**WHAT THE EXERCISE ASKS**
Write out all of the entries exactly as given.

START PROVIDED RECORDS

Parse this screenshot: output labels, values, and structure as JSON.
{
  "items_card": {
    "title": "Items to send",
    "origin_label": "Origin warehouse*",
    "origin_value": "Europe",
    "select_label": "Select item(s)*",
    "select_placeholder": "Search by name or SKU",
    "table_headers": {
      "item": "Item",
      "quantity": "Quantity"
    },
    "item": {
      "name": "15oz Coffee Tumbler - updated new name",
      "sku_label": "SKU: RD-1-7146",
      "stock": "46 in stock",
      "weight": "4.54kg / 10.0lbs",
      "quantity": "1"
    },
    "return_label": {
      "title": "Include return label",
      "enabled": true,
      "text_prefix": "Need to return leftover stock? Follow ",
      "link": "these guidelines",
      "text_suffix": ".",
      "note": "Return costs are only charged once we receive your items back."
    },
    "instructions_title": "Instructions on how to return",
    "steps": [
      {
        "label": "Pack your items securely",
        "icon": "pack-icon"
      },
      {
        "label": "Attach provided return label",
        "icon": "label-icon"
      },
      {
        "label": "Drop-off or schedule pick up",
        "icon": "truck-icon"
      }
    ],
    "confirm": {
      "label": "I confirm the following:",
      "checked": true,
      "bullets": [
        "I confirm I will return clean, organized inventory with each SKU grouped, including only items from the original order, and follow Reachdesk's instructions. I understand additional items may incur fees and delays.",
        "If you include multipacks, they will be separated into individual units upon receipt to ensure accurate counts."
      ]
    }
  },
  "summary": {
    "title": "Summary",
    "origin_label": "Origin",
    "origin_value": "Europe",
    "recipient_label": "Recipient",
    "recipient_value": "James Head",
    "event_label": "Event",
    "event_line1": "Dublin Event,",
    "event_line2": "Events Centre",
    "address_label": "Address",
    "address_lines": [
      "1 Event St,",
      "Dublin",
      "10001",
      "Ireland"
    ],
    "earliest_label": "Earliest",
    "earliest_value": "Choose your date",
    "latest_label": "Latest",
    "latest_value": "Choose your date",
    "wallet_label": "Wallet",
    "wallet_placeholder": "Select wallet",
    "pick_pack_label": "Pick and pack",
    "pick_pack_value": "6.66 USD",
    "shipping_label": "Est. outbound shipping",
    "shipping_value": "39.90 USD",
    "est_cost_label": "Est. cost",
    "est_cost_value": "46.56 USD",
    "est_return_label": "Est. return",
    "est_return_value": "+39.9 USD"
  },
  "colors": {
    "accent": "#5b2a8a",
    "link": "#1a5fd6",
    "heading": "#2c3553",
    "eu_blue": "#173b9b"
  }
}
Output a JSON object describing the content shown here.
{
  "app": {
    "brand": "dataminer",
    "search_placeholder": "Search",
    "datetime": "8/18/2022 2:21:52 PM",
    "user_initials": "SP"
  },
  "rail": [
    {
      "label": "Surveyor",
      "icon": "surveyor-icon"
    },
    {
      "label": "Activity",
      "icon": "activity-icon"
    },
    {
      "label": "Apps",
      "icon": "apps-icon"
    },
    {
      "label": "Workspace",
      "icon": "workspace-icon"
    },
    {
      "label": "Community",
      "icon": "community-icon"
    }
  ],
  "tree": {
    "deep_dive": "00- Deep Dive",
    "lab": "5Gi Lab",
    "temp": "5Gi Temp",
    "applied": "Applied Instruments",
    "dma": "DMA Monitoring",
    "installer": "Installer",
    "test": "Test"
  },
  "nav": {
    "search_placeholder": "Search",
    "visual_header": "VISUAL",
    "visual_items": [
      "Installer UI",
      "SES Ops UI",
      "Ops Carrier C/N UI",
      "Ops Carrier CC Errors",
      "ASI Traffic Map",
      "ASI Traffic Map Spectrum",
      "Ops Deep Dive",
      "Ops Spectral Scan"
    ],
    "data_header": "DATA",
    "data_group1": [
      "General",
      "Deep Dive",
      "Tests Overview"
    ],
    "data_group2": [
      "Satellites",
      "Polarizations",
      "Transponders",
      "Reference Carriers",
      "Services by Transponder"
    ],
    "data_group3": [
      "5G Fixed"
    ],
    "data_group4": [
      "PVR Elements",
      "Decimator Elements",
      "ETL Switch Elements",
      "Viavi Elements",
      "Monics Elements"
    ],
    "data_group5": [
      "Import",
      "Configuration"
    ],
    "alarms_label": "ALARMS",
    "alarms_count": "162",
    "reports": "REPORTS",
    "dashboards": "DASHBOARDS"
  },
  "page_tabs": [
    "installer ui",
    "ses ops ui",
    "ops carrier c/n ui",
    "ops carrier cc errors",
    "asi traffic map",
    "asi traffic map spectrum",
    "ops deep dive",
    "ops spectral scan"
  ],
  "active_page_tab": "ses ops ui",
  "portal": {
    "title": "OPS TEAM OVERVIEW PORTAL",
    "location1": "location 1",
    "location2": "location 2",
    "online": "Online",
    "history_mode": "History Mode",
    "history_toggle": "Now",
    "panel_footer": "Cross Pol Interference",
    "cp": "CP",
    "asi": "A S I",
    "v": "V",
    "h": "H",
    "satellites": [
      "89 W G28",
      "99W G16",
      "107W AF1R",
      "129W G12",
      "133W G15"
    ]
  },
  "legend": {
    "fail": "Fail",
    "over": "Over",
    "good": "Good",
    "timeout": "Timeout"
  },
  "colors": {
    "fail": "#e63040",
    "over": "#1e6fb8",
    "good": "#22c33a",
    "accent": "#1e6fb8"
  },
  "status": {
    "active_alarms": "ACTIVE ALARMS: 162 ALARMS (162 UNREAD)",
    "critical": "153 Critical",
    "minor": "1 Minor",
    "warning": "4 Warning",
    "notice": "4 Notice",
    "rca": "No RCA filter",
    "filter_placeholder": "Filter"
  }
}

END PROVIDED RECORDS

**ANSWER FOR THE TASK**
Parse this screenshot: output labels, values, and structure as JSON.
{
  "items_card": {
    "title": "Items to send",
    "origin_label": "Origin warehouse*",
    "origin_value": "Europe",
    "select_label": "Select item(s)*",
    "select_placeholder": "Search by name or SKU",
    "table_headers": {
      "item": "Item",
      "quantity": "Quantity"
    },
    "item": {
      "name": "15oz Coffee Tumbler - updated new name",
      "sku_label": "SKU: RD-1-7146",
      "stock": "46 in stock",
      "weight": "4.54kg / 10.0lbs",
      "quantity": "1"
    },
    "return_label": {
      "title": "Include return label",
      "enabled": true,
      "text_prefix": "Need to return leftover stock? Follow ",
      "link": "these guidelines",
      "text_suffix": ".",
      "note": "Return costs are only charged once we receive your items back."
    },
    "instructions_title": "Instructions on how to return",
    "steps": [
      {
        "label": "Pack your items securely",
        "icon": "pack-icon"
      },
      {
        "label": "Attach provided return label",
        "icon": "label-icon"
      },
      {
        "label": "Drop-off or schedule pick up",
        "icon": "truck-icon"
      }
    ],
    "confirm": {
      "label": "I confirm the following:",
      "checked": true,
      "bullets": [
        "I confirm I will return clean, organized inventory with each SKU grouped, including only items from the original order, and follow Reachdesk's instructions. I understand additional items may incur fees and delays.",
        "If you include multipacks, they will be separated into individual units upon receipt to ensure accurate counts."
      ]
    }
  },
  "summary": {
    "title": "Summary",
    "origin_label": "Origin",
    "origin_value": "Europe",
    "recipient_label": "Recipient",
    "recipient_value": "James Head",
    "event_label": "Event",
    "event_line1": "Dublin Event,",
    "event_line2": "Events Centre",
    "address_label": "Address",
    "address_lines": [
      "1 Event St,",
      "Dublin",
      "10001",
      "Ireland"
    ],
    "earliest_label": "Earliest",
    "earliest_value": "Choose your date",
    "latest_label": "Latest",
    "latest_value": "Choose your date",
    "wallet_label": "Wallet",
    "wallet_placeholder": "Select wallet",
    "pick_pack_label": "Pick and pack",
    "pick_pack_value": "6.66 USD",
    "shipping_label": "Est. outbound shipping",
    "shipping_value": "39.90 USD",
    "est_cost_label": "Est. cost",
    "est_cost_value": "46.56 USD",
    "est_return_label": "Est. return",
    "est_return_value": "+39.9 USD"
  },
  "colors": {
    "accent": "#5b2a8a",
    "link": "#1a5fd6",
    "heading": "#2c3553",
    "eu_blue": "#173b9b"
  }
}
Output a JSON object describing the content shown here.
{
  "app": {
    "brand": "dataminer",
    "search_placeholder": "Search",
    "datetime": "8/18/2022 2:21:52 PM",
    "user_initials": "SP"
  },
  "rail": [
    {
      "label": "Surveyor",
      "icon": "surveyor-icon"
    },
    {
      "label": "Activity",
      "icon": "activity-icon"
    },
    {
      "label": "Apps",
      "icon": "apps-icon"
    },
    {
      "label": "Workspace",
      "icon": "workspace-icon"
    },
    {
      "label": "Community",
      "icon": "community-icon"
    }
  ],
  "tree": {
    "deep_dive": "00- Deep Dive",
    "lab": "5Gi Lab",
    "temp": "5Gi Temp",
    "applied": "Applied Instruments",
    "dma": "DMA Monitoring",
    "installer": "Installer",
    "test": "Test"
  },
  "nav": {
    "search_placeholder": "Search",
    "visual_header": "VISUAL",
    "visual_items": [
      "Installer UI",
      "SES Ops UI",
      "Ops Carrier C/N UI",
      "Ops Carrier CC Errors",
      "ASI Traffic Map",
      "ASI Traffic Map Spectrum",
      "Ops Deep Dive",
      "Ops Spectral Scan"
    ],
    "data_header": "DATA",
    "data_group1": [
      "General",
      "Deep Dive",
      "Tests Overview"
    ],
    "data_group2": [
      "Satellites",
      "Polarizations",
      "Transponders",
      "Reference Carriers",
      "Services by Transponder"
    ],
    "data_group3": [
      "5G Fixed"
    ],
    "data_group4": [
      "PVR Elements",
      "Decimator Elements",
      "ETL Switch Elements",
      "Viavi Elements",
      "Monics Elements"
    ],
    "data_group5": [
      "Import",
      "Configuration"
    ],
    "alarms_label": "ALARMS",
    "alarms_count": "162",
    "reports": "REPORTS",
    "dashboards": "DASHBOARDS"
  },
  "page_tabs": [
    "installer ui",
    "ses ops ui",
    "ops carrier c/n ui",
    "ops carrier cc errors",
    "asi traffic map",
    "asi traffic map spectrum",
    "ops deep dive",
    "ops spectral scan"
  ],
  "active_page_tab": "ses ops ui",
  "portal": {
    "title": "OPS TEAM OVERVIEW PORTAL",
    "location1": "location 1",
    "location2": "location 2",
    "online": "Online",
    "history_mode": "History Mode",
    "history_toggle": "Now",
    "panel_footer": "Cross Pol Interference",
    "cp": "CP",
    "asi": "A S I",
    "v": "V",
    "h": "H",
    "satellites": [
      "89 W G28",
      "99W G16",
      "107W AF1R",
      "129W G12",
      "133W G15"
    ]
  },
  "legend": {
    "fail": "Fail",
    "over": "Over",
    "good": "Good",
    "timeout": "Timeout"
  },
  "colors": {
    "fail": "#e63040",
    "over": "#1e6fb8",
    "good": "#22c33a",
    "accent": "#1e6fb8"
  },
  "status": {
    "active_alarms": "ACTIVE ALARMS: 162 ALARMS (162 UNREAD)",
    "critical": "153 Critical",
    "minor": "1 Minor",
    "warning": "4 Warning",
    "notice": "4 Notice",
    "rca": "No RCA filter",
    "filter_placeholder": "Filter"
  }
}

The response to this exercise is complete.